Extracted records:
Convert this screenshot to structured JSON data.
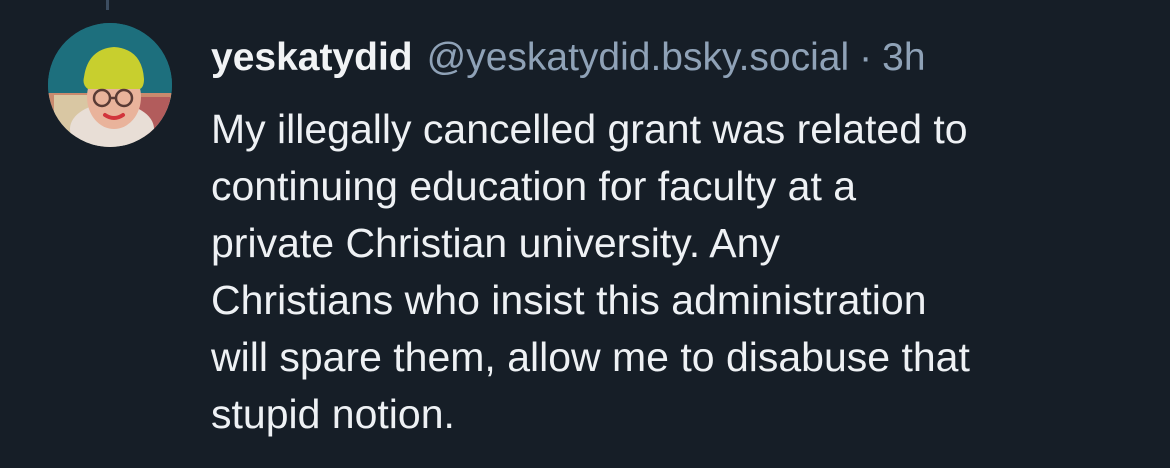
{
  "post": {
    "author": {
      "display_name": "yeskatydid",
      "handle": "@yeskatydid.bsky.social"
    },
    "separator": "·",
    "timestamp": "3h",
    "text": "My illegally cancelled grant was related to\ncontinuing education for faculty at a\nprivate Christian university. Any\nChristians who insist this administration\nwill spare them, allow me to disabuse that\nstupid notion."
  },
  "colors": {
    "background": "#161e27",
    "primary_text": "#eef1f4",
    "secondary_text": "#8fa2b7",
    "thread_line": "#3c4d60"
  },
  "icons": {
    "avatar": "user-avatar-photo"
  }
}
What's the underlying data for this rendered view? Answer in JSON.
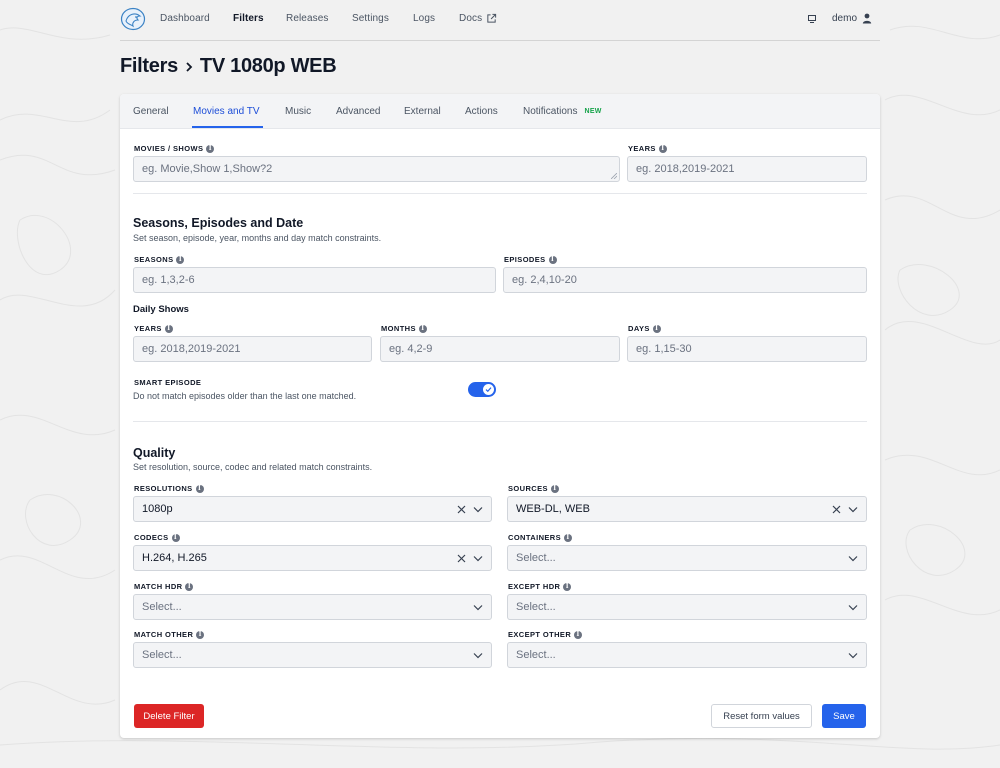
{
  "nav": {
    "items": [
      "Dashboard",
      "Filters",
      "Releases",
      "Settings",
      "Logs",
      "Docs"
    ],
    "active": "Filters",
    "user": "demo"
  },
  "breadcrumb": {
    "parent": "Filters",
    "current": "TV 1080p WEB"
  },
  "tabs": {
    "items": [
      "General",
      "Movies and TV",
      "Music",
      "Advanced",
      "External",
      "Actions",
      "Notifications"
    ],
    "active": "Movies and TV",
    "new_badge": "NEW"
  },
  "movies": {
    "shows_label": "MOVIES / SHOWS",
    "shows_placeholder": "eg. Movie,Show 1,Show?2",
    "years_label": "YEARS",
    "years_placeholder": "eg. 2018,2019-2021"
  },
  "seasons_section": {
    "title": "Seasons, Episodes and Date",
    "subtitle": "Set season, episode, year, months and day match constraints.",
    "seasons_label": "SEASONS",
    "seasons_placeholder": "eg. 1,3,2-6",
    "episodes_label": "EPISODES",
    "episodes_placeholder": "eg. 2,4,10-20",
    "daily_heading": "Daily Shows",
    "years_label": "YEARS",
    "years_placeholder": "eg. 2018,2019-2021",
    "months_label": "MONTHS",
    "months_placeholder": "eg. 4,2-9",
    "days_label": "DAYS",
    "days_placeholder": "eg. 1,15-30",
    "smart_label": "SMART EPISODE",
    "smart_desc": "Do not match episodes older than the last one matched.",
    "smart_enabled": true
  },
  "quality": {
    "title": "Quality",
    "subtitle": "Set resolution, source, codec and related match constraints.",
    "resolutions_label": "RESOLUTIONS",
    "resolutions_value": "1080p",
    "sources_label": "SOURCES",
    "sources_value": "WEB-DL, WEB",
    "codecs_label": "CODECS",
    "codecs_value": "H.264, H.265",
    "containers_label": "CONTAINERS",
    "containers_value": "Select...",
    "match_hdr_label": "MATCH HDR",
    "match_hdr_value": "Select...",
    "except_hdr_label": "EXCEPT HDR",
    "except_hdr_value": "Select...",
    "match_other_label": "MATCH OTHER",
    "match_other_value": "Select...",
    "except_other_label": "EXCEPT OTHER",
    "except_other_value": "Select..."
  },
  "footer": {
    "delete": "Delete Filter",
    "reset": "Reset form values",
    "save": "Save"
  },
  "colors": {
    "accent": "#2563eb",
    "danger": "#dc2626",
    "new_badge": "#16a34a"
  }
}
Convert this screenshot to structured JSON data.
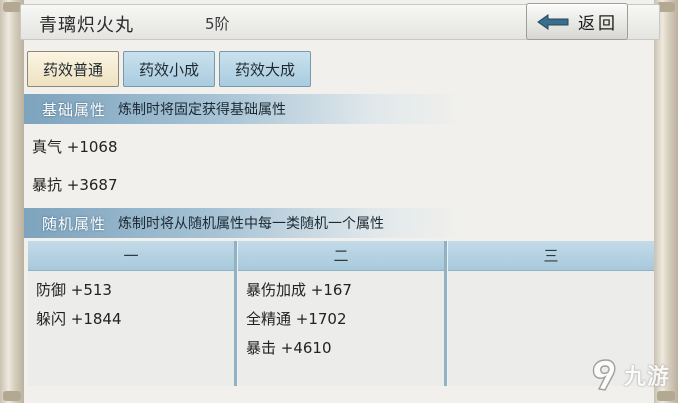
{
  "header": {
    "title": "青璃炽火丸",
    "rank": "5阶",
    "back_label": "返回"
  },
  "tabs": [
    {
      "label": "药效普通",
      "active": true
    },
    {
      "label": "药效小成",
      "active": false
    },
    {
      "label": "药效大成",
      "active": false
    }
  ],
  "base_section": {
    "title": "基础属性",
    "desc": "炼制时将固定获得基础属性",
    "attrs": [
      "真气 +1068",
      "暴抗 +3687"
    ]
  },
  "random_section": {
    "title": "随机属性",
    "desc": "炼制时将从随机属性中每一类随机一个属性",
    "columns": [
      {
        "header": "一",
        "items": [
          "防御 +513",
          "躲闪 +1844"
        ]
      },
      {
        "header": "二",
        "items": [
          "暴伤加成 +167",
          "全精通 +1702",
          "暴击 +4610"
        ]
      },
      {
        "header": "三",
        "items": []
      }
    ]
  },
  "watermark": {
    "text": "九游"
  },
  "colors": {
    "section_bar": "#7da3bd",
    "tab_inactive": "#a9ccdf",
    "tab_active": "#efe2c2",
    "background": "#f1f0ec"
  }
}
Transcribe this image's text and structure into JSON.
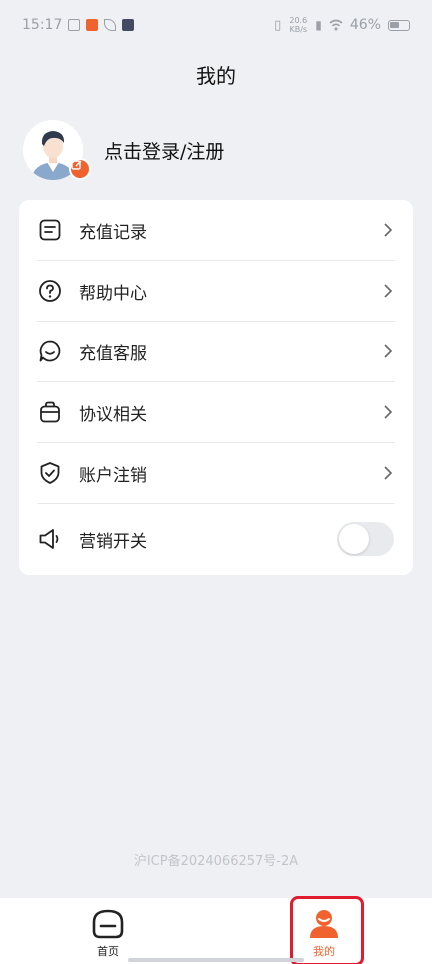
{
  "status_bar": {
    "time": "15:17",
    "network": "20.6 KB/s",
    "battery": "46%"
  },
  "page_title": "我的",
  "profile": {
    "login_text": "点击登录/注册"
  },
  "menu": [
    {
      "label": "充值记录",
      "icon": "document-icon"
    },
    {
      "label": "帮助中心",
      "icon": "question-icon"
    },
    {
      "label": "充值客服",
      "icon": "chat-icon"
    },
    {
      "label": "协议相关",
      "icon": "bag-icon"
    },
    {
      "label": "账户注销",
      "icon": "shield-icon"
    }
  ],
  "marketing_toggle": {
    "label": "营销开关",
    "enabled": false
  },
  "icp": "沪ICP备2024066257号-2A",
  "nav": {
    "home_label": "首页",
    "mine_label": "我的"
  },
  "colors": {
    "accent": "#f0632e",
    "background": "#eef0f3",
    "highlight": "#e01c2e"
  }
}
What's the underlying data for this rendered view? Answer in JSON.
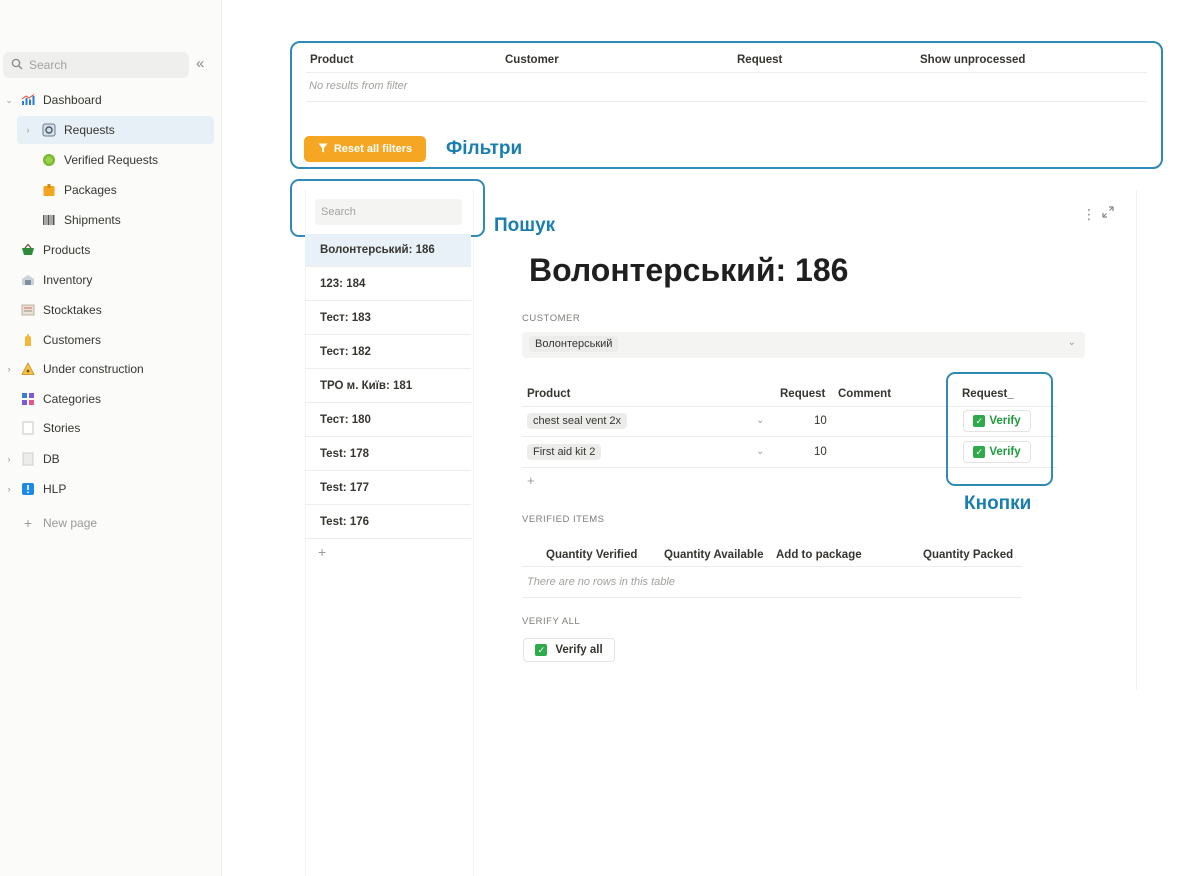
{
  "sidebar": {
    "search_placeholder": "Search",
    "collapse_glyph": "«",
    "items": [
      {
        "label": "Dashboard",
        "icon": "chart-icon"
      },
      {
        "label": "Requests",
        "icon": "gear-box-icon"
      },
      {
        "label": "Verified Requests",
        "icon": "verified-badge-icon"
      },
      {
        "label": "Packages",
        "icon": "package-icon"
      },
      {
        "label": "Shipments",
        "icon": "barcode-icon"
      },
      {
        "label": "Products",
        "icon": "basket-icon"
      },
      {
        "label": "Inventory",
        "icon": "warehouse-icon"
      },
      {
        "label": "Stocktakes",
        "icon": "clipboard-icon"
      },
      {
        "label": "Customers",
        "icon": "hand-icon"
      },
      {
        "label": "Under construction",
        "icon": "warning-icon"
      },
      {
        "label": "Categories",
        "icon": "shapes-icon"
      },
      {
        "label": "Stories",
        "icon": "page-icon"
      },
      {
        "label": "DB",
        "icon": "page-icon"
      },
      {
        "label": "HLP",
        "icon": "info-icon"
      }
    ],
    "new_page": "New page"
  },
  "filters": {
    "headers": [
      "Product",
      "Customer",
      "Request",
      "Show unprocessed"
    ],
    "empty_text": "No results from filter",
    "reset_label": "Reset all filters"
  },
  "annotations": {
    "filters": "Фільтри",
    "search": "Пошук",
    "buttons": "Кнопки"
  },
  "list": {
    "search_placeholder": "Search",
    "items": [
      "Волонтерський: 186",
      "123: 184",
      "Тест: 183",
      "Тест: 182",
      "ТРО м. Київ: 181",
      "Тест: 180",
      "Test: 178",
      "Test: 177",
      "Test: 176"
    ],
    "selected_index": 0
  },
  "detail": {
    "title": "Волонтерський: 186",
    "customer_label": "CUSTOMER",
    "customer_value": "Волонтерський",
    "products_table": {
      "headers": [
        "Product",
        "Request",
        "Comment",
        "Request_"
      ],
      "rows": [
        {
          "product": "chest seal vent 2x",
          "qty": "10",
          "action": "Verify"
        },
        {
          "product": "First aid kit 2",
          "qty": "10",
          "action": "Verify"
        }
      ]
    },
    "verified_label": "VERIFIED ITEMS",
    "verified_headers": [
      "Quantity Verified",
      "Quantity Available",
      "Add to package",
      "Quantity Packed"
    ],
    "verified_empty": "There are no rows in this table",
    "verify_all_label": "VERIFY ALL",
    "verify_all_button": "Verify all"
  },
  "colors": {
    "accent_annotation": "#2f8bb3",
    "reset_button": "#f5a623",
    "verify_green": "#2eaa4a"
  }
}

> [INSTRUCTIONS FOR THE TASK]: From the listing above, print every entry precisely and drop the pictures.

> [WRITTEN ANSWER]:
Convert this screenshot to structured JSON data.
{
  "post": {
    "author": {
      "display_name": "yeskatydid",
      "handle": "@yeskatydid.bsky.social"
    },
    "separator": "·",
    "timestamp": "3h",
    "text": "My illegally cancelled grant was related to\ncontinuing education for faculty at a\nprivate Christian university. Any\nChristians who insist this administration\nwill spare them, allow me to disabuse that\nstupid notion."
  },
  "colors": {
    "background": "#161e27",
    "primary_text": "#eef1f4",
    "secondary_text": "#8fa2b7",
    "thread_line": "#3c4d60"
  },
  "icons": {
    "avatar": "user-avatar-photo"
  }
}
What's the underlying data for this rendered view? Answer in JSON.
{
  "nav": {
    "items": [
      "Dashboard",
      "Filters",
      "Releases",
      "Settings",
      "Logs",
      "Docs"
    ],
    "active": "Filters",
    "user": "demo"
  },
  "breadcrumb": {
    "parent": "Filters",
    "current": "TV 1080p WEB"
  },
  "tabs": {
    "items": [
      "General",
      "Movies and TV",
      "Music",
      "Advanced",
      "External",
      "Actions",
      "Notifications"
    ],
    "active": "Movies and TV",
    "new_badge": "NEW"
  },
  "movies": {
    "shows_label": "MOVIES / SHOWS",
    "shows_placeholder": "eg. Movie,Show 1,Show?2",
    "years_label": "YEARS",
    "years_placeholder": "eg. 2018,2019-2021"
  },
  "seasons_section": {
    "title": "Seasons, Episodes and Date",
    "subtitle": "Set season, episode, year, months and day match constraints.",
    "seasons_label": "SEASONS",
    "seasons_placeholder": "eg. 1,3,2-6",
    "episodes_label": "EPISODES",
    "episodes_placeholder": "eg. 2,4,10-20",
    "daily_heading": "Daily Shows",
    "years_label": "YEARS",
    "years_placeholder": "eg. 2018,2019-2021",
    "months_label": "MONTHS",
    "months_placeholder": "eg. 4,2-9",
    "days_label": "DAYS",
    "days_placeholder": "eg. 1,15-30",
    "smart_label": "SMART EPISODE",
    "smart_desc": "Do not match episodes older than the last one matched.",
    "smart_enabled": true
  },
  "quality": {
    "title": "Quality",
    "subtitle": "Set resolution, source, codec and related match constraints.",
    "resolutions_label": "RESOLUTIONS",
    "resolutions_value": "1080p",
    "sources_label": "SOURCES",
    "sources_value": "WEB-DL, WEB",
    "codecs_label": "CODECS",
    "codecs_value": "H.264, H.265",
    "containers_label": "CONTAINERS",
    "containers_value": "Select...",
    "match_hdr_label": "MATCH HDR",
    "match_hdr_value": "Select...",
    "except_hdr_label": "EXCEPT HDR",
    "except_hdr_value": "Select...",
    "match_other_label": "MATCH OTHER",
    "match_other_value": "Select...",
    "except_other_label": "EXCEPT OTHER",
    "except_other_value": "Select..."
  },
  "footer": {
    "delete": "Delete Filter",
    "reset": "Reset form values",
    "save": "Save"
  },
  "colors": {
    "accent": "#2563eb",
    "danger": "#dc2626",
    "new_badge": "#16a34a"
  }
}
Convert this screenshot to structured JSON data.
{
  "header": {
    "title": "青璃炽火丸",
    "rank": "5阶",
    "back_label": "返回"
  },
  "tabs": [
    {
      "label": "药效普通",
      "active": true
    },
    {
      "label": "药效小成",
      "active": false
    },
    {
      "label": "药效大成",
      "active": false
    }
  ],
  "base_section": {
    "title": "基础属性",
    "desc": "炼制时将固定获得基础属性",
    "attrs": [
      "真气 +1068",
      "暴抗 +3687"
    ]
  },
  "random_section": {
    "title": "随机属性",
    "desc": "炼制时将从随机属性中每一类随机一个属性",
    "columns": [
      {
        "header": "一",
        "items": [
          "防御 +513",
          "躲闪 +1844"
        ]
      },
      {
        "header": "二",
        "items": [
          "暴伤加成 +167",
          "全精通 +1702",
          "暴击 +4610"
        ]
      },
      {
        "header": "三",
        "items": []
      }
    ]
  },
  "watermark": {
    "text": "九游"
  },
  "colors": {
    "section_bar": "#7da3bd",
    "tab_inactive": "#a9ccdf",
    "tab_active": "#efe2c2",
    "background": "#f1f0ec"
  }
}
Transcribe this image's text and structure into JSON.
{
  "status_bar": {
    "time": "15:17",
    "network": "20.6 KB/s",
    "battery": "46%"
  },
  "page_title": "我的",
  "profile": {
    "login_text": "点击登录/注册"
  },
  "menu": [
    {
      "label": "充值记录",
      "icon": "document-icon"
    },
    {
      "label": "帮助中心",
      "icon": "question-icon"
    },
    {
      "label": "充值客服",
      "icon": "chat-icon"
    },
    {
      "label": "协议相关",
      "icon": "bag-icon"
    },
    {
      "label": "账户注销",
      "icon": "shield-icon"
    }
  ],
  "marketing_toggle": {
    "label": "营销开关",
    "enabled": false
  },
  "icp": "沪ICP备2024066257号-2A",
  "nav": {
    "home_label": "首页",
    "mine_label": "我的"
  },
  "colors": {
    "accent": "#f0632e",
    "background": "#eef0f3",
    "highlight": "#e01c2e"
  }
}
What's the underlying data for this rendered view? Answer in JSON.
{
  "sidebar": {
    "search_placeholder": "Search",
    "collapse_glyph": "«",
    "items": [
      {
        "label": "Dashboard",
        "icon": "chart-icon"
      },
      {
        "label": "Requests",
        "icon": "gear-box-icon"
      },
      {
        "label": "Verified Requests",
        "icon": "verified-badge-icon"
      },
      {
        "label": "Packages",
        "icon": "package-icon"
      },
      {
        "label": "Shipments",
        "icon": "barcode-icon"
      },
      {
        "label": "Products",
        "icon": "basket-icon"
      },
      {
        "label": "Inventory",
        "icon": "warehouse-icon"
      },
      {
        "label": "Stocktakes",
        "icon": "clipboard-icon"
      },
      {
        "label": "Customers",
        "icon": "hand-icon"
      },
      {
        "label": "Under construction",
        "icon": "warning-icon"
      },
      {
        "label": "Categories",
        "icon": "shapes-icon"
      },
      {
        "label": "Stories",
        "icon": "page-icon"
      },
      {
        "label": "DB",
        "icon": "page-icon"
      },
      {
        "label": "HLP",
        "icon": "info-icon"
      }
    ],
    "new_page": "New page"
  },
  "filters": {
    "headers": [
      "Product",
      "Customer",
      "Request",
      "Show unprocessed"
    ],
    "empty_text": "No results from filter",
    "reset_label": "Reset all filters"
  },
  "annotations": {
    "filters": "Фільтри",
    "search": "Пошук",
    "buttons": "Кнопки"
  },
  "list": {
    "search_placeholder": "Search",
    "items": [
      "Волонтерський: 186",
      "123: 184",
      "Тест: 183",
      "Тест: 182",
      "ТРО м. Київ: 181",
      "Тест: 180",
      "Test: 178",
      "Test: 177",
      "Test: 176"
    ],
    "selected_index": 0
  },
  "detail": {
    "title": "Волонтерський: 186",
    "customer_label": "CUSTOMER",
    "customer_value": "Волонтерський",
    "products_table": {
      "headers": [
        "Product",
        "Request",
        "Comment",
        "Request_"
      ],
      "rows": [
        {
          "product": "chest seal vent 2x",
          "qty": "10",
          "action": "Verify"
        },
        {
          "product": "First aid kit 2",
          "qty": "10",
          "action": "Verify"
        }
      ]
    },
    "verified_label": "VERIFIED ITEMS",
    "verified_headers": [
      "Quantity Verified",
      "Quantity Available",
      "Add to package",
      "Quantity Packed"
    ],
    "verified_empty": "There are no rows in this table",
    "verify_all_label": "VERIFY ALL",
    "verify_all_button": "Verify all"
  },
  "colors": {
    "accent_annotation": "#2f8bb3",
    "reset_button": "#f5a623",
    "verify_green": "#2eaa4a"
  }
}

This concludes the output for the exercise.